(WRITTEN EXERCISE):
Retype all of the entries word for word.

------------------------------------

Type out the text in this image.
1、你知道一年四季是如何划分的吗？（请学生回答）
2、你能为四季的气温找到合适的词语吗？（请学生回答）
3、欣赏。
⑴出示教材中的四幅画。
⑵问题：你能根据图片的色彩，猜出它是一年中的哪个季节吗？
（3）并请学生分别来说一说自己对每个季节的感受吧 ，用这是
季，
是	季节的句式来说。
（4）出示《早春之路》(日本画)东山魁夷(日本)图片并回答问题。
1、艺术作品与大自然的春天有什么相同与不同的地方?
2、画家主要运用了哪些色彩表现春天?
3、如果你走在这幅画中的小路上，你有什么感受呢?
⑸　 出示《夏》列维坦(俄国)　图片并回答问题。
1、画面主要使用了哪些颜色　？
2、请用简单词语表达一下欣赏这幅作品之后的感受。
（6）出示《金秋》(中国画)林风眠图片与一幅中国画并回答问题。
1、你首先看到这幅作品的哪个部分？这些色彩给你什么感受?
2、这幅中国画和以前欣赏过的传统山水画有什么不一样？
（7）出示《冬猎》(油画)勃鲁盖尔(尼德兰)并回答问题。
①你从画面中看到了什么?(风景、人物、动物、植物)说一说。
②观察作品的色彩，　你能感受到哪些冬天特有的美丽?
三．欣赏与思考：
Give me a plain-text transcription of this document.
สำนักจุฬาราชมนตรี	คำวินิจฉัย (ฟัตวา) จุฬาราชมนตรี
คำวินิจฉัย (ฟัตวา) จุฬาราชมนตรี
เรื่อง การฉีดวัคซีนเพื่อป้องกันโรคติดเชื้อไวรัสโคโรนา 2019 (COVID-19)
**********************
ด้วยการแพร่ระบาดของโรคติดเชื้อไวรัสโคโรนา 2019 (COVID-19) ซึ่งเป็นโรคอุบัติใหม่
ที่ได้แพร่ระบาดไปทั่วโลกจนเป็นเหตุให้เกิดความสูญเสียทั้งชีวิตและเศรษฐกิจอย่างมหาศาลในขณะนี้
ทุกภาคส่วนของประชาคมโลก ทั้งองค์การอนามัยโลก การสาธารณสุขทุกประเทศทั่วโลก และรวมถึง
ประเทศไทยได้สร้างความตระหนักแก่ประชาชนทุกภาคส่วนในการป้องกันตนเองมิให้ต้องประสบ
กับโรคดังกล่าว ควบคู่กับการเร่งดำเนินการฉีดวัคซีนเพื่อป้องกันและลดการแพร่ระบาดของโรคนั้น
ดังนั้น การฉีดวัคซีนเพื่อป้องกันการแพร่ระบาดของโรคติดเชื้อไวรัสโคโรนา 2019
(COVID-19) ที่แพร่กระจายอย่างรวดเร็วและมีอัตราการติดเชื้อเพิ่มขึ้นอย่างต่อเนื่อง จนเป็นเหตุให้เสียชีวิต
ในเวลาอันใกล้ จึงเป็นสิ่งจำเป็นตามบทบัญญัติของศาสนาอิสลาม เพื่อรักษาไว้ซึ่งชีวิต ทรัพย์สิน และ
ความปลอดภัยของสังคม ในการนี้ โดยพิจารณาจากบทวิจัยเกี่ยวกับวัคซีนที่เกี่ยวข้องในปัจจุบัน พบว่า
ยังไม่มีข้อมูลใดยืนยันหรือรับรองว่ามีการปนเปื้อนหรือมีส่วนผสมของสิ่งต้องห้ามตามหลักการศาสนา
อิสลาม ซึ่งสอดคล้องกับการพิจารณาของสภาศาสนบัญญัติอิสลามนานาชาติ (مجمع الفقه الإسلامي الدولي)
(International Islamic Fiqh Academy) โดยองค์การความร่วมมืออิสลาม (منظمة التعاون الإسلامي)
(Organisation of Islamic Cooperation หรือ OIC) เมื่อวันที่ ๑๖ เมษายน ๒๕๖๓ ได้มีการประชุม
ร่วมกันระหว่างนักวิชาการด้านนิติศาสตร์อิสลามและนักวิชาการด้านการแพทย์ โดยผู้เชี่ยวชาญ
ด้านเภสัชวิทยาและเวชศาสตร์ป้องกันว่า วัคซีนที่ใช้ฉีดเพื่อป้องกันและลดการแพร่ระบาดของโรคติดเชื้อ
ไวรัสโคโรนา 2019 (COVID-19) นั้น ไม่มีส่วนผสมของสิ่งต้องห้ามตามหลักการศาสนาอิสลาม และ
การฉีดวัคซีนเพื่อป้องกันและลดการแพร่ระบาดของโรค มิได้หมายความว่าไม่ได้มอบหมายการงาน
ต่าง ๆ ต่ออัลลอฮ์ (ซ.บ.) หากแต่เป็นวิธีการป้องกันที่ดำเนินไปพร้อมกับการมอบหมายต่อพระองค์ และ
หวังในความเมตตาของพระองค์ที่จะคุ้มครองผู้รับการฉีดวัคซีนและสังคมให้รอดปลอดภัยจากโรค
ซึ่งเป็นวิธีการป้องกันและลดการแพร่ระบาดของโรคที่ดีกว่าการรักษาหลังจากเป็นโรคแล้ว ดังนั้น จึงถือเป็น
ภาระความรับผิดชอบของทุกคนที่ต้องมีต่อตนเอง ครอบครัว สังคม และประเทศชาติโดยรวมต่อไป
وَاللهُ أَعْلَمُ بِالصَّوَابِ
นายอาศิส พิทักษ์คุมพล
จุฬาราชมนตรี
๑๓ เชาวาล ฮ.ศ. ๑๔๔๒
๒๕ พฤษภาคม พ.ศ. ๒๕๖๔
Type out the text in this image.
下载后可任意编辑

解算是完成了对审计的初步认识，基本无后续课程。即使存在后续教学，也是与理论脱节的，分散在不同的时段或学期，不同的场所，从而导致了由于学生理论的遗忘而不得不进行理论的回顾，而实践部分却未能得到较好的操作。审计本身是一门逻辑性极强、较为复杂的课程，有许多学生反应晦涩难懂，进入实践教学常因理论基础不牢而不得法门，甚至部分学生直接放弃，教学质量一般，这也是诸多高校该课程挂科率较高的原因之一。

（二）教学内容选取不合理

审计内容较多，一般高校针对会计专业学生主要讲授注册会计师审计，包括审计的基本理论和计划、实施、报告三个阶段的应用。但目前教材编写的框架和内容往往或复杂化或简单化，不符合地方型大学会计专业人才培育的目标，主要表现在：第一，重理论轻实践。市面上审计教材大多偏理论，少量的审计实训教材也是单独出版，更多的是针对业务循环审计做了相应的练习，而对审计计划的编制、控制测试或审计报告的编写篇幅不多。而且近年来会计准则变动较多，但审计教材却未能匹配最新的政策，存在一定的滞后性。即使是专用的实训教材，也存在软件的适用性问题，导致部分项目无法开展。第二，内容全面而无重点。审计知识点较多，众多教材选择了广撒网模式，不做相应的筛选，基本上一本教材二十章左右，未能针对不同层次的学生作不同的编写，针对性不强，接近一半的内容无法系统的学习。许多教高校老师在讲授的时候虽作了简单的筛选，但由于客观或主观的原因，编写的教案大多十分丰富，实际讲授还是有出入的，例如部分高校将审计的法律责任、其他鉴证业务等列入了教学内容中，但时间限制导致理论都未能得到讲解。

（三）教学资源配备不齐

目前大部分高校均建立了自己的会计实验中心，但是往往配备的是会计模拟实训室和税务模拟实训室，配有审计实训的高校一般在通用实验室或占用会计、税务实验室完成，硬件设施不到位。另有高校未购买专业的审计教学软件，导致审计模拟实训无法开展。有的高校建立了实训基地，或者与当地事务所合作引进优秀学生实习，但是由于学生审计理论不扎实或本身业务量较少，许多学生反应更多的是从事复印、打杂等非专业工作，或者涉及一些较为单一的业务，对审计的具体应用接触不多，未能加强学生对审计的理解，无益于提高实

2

------------------------------------

(FINAL RESULT):
Type out the text in this image.
1、你知道一年四季是如何划分的吗？（请学生回答）
2、你能为四季的气温找到合适的词语吗？（请学生回答）
3、欣赏。
⑴出示教材中的四幅画。
⑵问题：你能根据图片的色彩，猜出它是一年中的哪个季节吗？
（3）并请学生分别来说一说自己对每个季节的感受吧 ，用这是
季，
是	季节的句式来说。
（4）出示《早春之路》(日本画)东山魁夷(日本)图片并回答问题。
1、艺术作品与大自然的春天有什么相同与不同的地方?
2、画家主要运用了哪些色彩表现春天?
3、如果你走在这幅画中的小路上，你有什么感受呢?
⑸　 出示《夏》列维坦(俄国)　图片并回答问题。
1、画面主要使用了哪些颜色　？
2、请用简单词语表达一下欣赏这幅作品之后的感受。
（6）出示《金秋》(中国画)林风眠图片与一幅中国画并回答问题。
1、你首先看到这幅作品的哪个部分？这些色彩给你什么感受?
2、这幅中国画和以前欣赏过的传统山水画有什么不一样？
（7）出示《冬猎》(油画)勃鲁盖尔(尼德兰)并回答问题。
①你从画面中看到了什么?(风景、人物、动物、植物)说一说。
②观察作品的色彩，　你能感受到哪些冬天特有的美丽?
三．欣赏与思考：
Give me a plain-text transcription of this document.
สำนักจุฬาราชมนตรี	คำวินิจฉัย (ฟัตวา) จุฬาราชมนตรี
คำวินิจฉัย (ฟัตวา) จุฬาราชมนตรี
เรื่อง การฉีดวัคซีนเพื่อป้องกันโรคติดเชื้อไวรัสโคโรนา 2019 (COVID-19)
**********************
ด้วยการแพร่ระบาดของโรคติดเชื้อไวรัสโคโรนา 2019 (COVID-19) ซึ่งเป็นโรคอุบัติใหม่
ที่ได้แพร่ระบาดไปทั่วโลกจนเป็นเหตุให้เกิดความสูญเสียทั้งชีวิตและเศรษฐกิจอย่างมหาศาลในขณะนี้
ทุกภาคส่วนของประชาคมโลก ทั้งองค์การอนามัยโลก การสาธารณสุขทุกประเทศทั่วโลก และรวมถึง
ประเทศไทยได้สร้างความตระหนักแก่ประชาชนทุกภาคส่วนในการป้องกันตนเองมิให้ต้องประสบ
กับโรคดังกล่าว ควบคู่กับการเร่งดำเนินการฉีดวัคซีนเพื่อป้องกันและลดการแพร่ระบาดของโรคนั้น
ดังนั้น การฉีดวัคซีนเพื่อป้องกันการแพร่ระบาดของโรคติดเชื้อไวรัสโคโรนา 2019
(COVID-19) ที่แพร่กระจายอย่างรวดเร็วและมีอัตราการติดเชื้อเพิ่มขึ้นอย่างต่อเนื่อง จนเป็นเหตุให้เสียชีวิต
ในเวลาอันใกล้ จึงเป็นสิ่งจำเป็นตามบทบัญญัติของศาสนาอิสลาม เพื่อรักษาไว้ซึ่งชีวิต ทรัพย์สิน และ
ความปลอดภัยของสังคม ในการนี้ โดยพิจารณาจากบทวิจัยเกี่ยวกับวัคซีนที่เกี่ยวข้องในปัจจุบัน พบว่า
ยังไม่มีข้อมูลใดยืนยันหรือรับรองว่ามีการปนเปื้อนหรือมีส่วนผสมของสิ่งต้องห้ามตามหลักการศาสนา
อิสลาม ซึ่งสอดคล้องกับการพิจารณาของสภาศาสนบัญญัติอิสลามนานาชาติ (مجمع الفقه الإسلامي الدولي)
(International Islamic Fiqh Academy) โดยองค์การความร่วมมืออิสลาม (منظمة التعاون الإسلامي)
(Organisation of Islamic Cooperation หรือ OIC) เมื่อวันที่ ๑๖ เมษายน ๒๕๖๓ ได้มีการประชุม
ร่วมกันระหว่างนักวิชาการด้านนิติศาสตร์อิสลามและนักวิชาการด้านการแพทย์ โดยผู้เชี่ยวชาญ
ด้านเภสัชวิทยาและเวชศาสตร์ป้องกันว่า วัคซีนที่ใช้ฉีดเพื่อป้องกันและลดการแพร่ระบาดของโรคติดเชื้อ
ไวรัสโคโรนา 2019 (COVID-19) นั้น ไม่มีส่วนผสมของสิ่งต้องห้ามตามหลักการศาสนาอิสลาม และ
การฉีดวัคซีนเพื่อป้องกันและลดการแพร่ระบาดของโรค มิได้หมายความว่าไม่ได้มอบหมายการงาน
ต่าง ๆ ต่ออัลลอฮ์ (ซ.บ.) หากแต่เป็นวิธีการป้องกันที่ดำเนินไปพร้อมกับการมอบหมายต่อพระองค์ และ
หวังในความเมตตาของพระองค์ที่จะคุ้มครองผู้รับการฉีดวัคซีนและสังคมให้รอดปลอดภัยจากโรค
ซึ่งเป็นวิธีการป้องกันและลดการแพร่ระบาดของโรคที่ดีกว่าการรักษาหลังจากเป็นโรคแล้ว ดังนั้น จึงถือเป็น
ภาระความรับผิดชอบของทุกคนที่ต้องมีต่อตนเอง ครอบครัว สังคม และประเทศชาติโดยรวมต่อไป
وَاللهُ أَعْلَمُ بِالصَّوَابِ
นายอาศิส พิทักษ์คุมพล
จุฬาราชมนตรี
๑๓ เชาวาล ฮ.ศ. ๑๔๔๒
๒๕ พฤษภาคม พ.ศ. ๒๕๖๔
Type out the text in this image.
下载后可任意编辑

解算是完成了对审计的初步认识，基本无后续课程。即使存在后续教学，也是与理论脱节的，分散在不同的时段或学期，不同的场所，从而导致了由于学生理论的遗忘而不得不进行理论的回顾，而实践部分却未能得到较好的操作。审计本身是一门逻辑性极强、较为复杂的课程，有许多学生反应晦涩难懂，进入实践教学常因理论基础不牢而不得法门，甚至部分学生直接放弃，教学质量一般，这也是诸多高校该课程挂科率较高的原因之一。

（二）教学内容选取不合理

审计内容较多，一般高校针对会计专业学生主要讲授注册会计师审计，包括审计的基本理论和计划、实施、报告三个阶段的应用。但目前教材编写的框架和内容往往或复杂化或简单化，不符合地方型大学会计专业人才培育的目标，主要表现在：第一，重理论轻实践。市面上审计教材大多偏理论，少量的审计实训教材也是单独出版，更多的是针对业务循环审计做了相应的练习，而对审计计划的编制、控制测试或审计报告的编写篇幅不多。而且近年来会计准则变动较多，但审计教材却未能匹配最新的政策，存在一定的滞后性。即使是专用的实训教材，也存在软件的适用性问题，导致部分项目无法开展。第二，内容全面而无重点。审计知识点较多，众多教材选择了广撒网模式，不做相应的筛选，基本上一本教材二十章左右，未能针对不同层次的学生作不同的编写，针对性不强，接近一半的内容无法系统的学习。许多教高校老师在讲授的时候虽作了简单的筛选，但由于客观或主观的原因，编写的教案大多十分丰富，实际讲授还是有出入的，例如部分高校将审计的法律责任、其他鉴证业务等列入了教学内容中，但时间限制导致理论都未能得到讲解。

（三）教学资源配备不齐

目前大部分高校均建立了自己的会计实验中心，但是往往配备的是会计模拟实训室和税务模拟实训室，配有审计实训的高校一般在通用实验室或占用会计、税务实验室完成，硬件设施不到位。另有高校未购买专业的审计教学软件，导致审计模拟实训无法开展。有的高校建立了实训基地，或者与当地事务所合作引进优秀学生实习，但是由于学生审计理论不扎实或本身业务量较少，许多学生反应更多的是从事复印、打杂等非专业工作，或者涉及一些较为单一的业务，对审计的具体应用接触不多，未能加强学生对审计的理解，无益于提高实

2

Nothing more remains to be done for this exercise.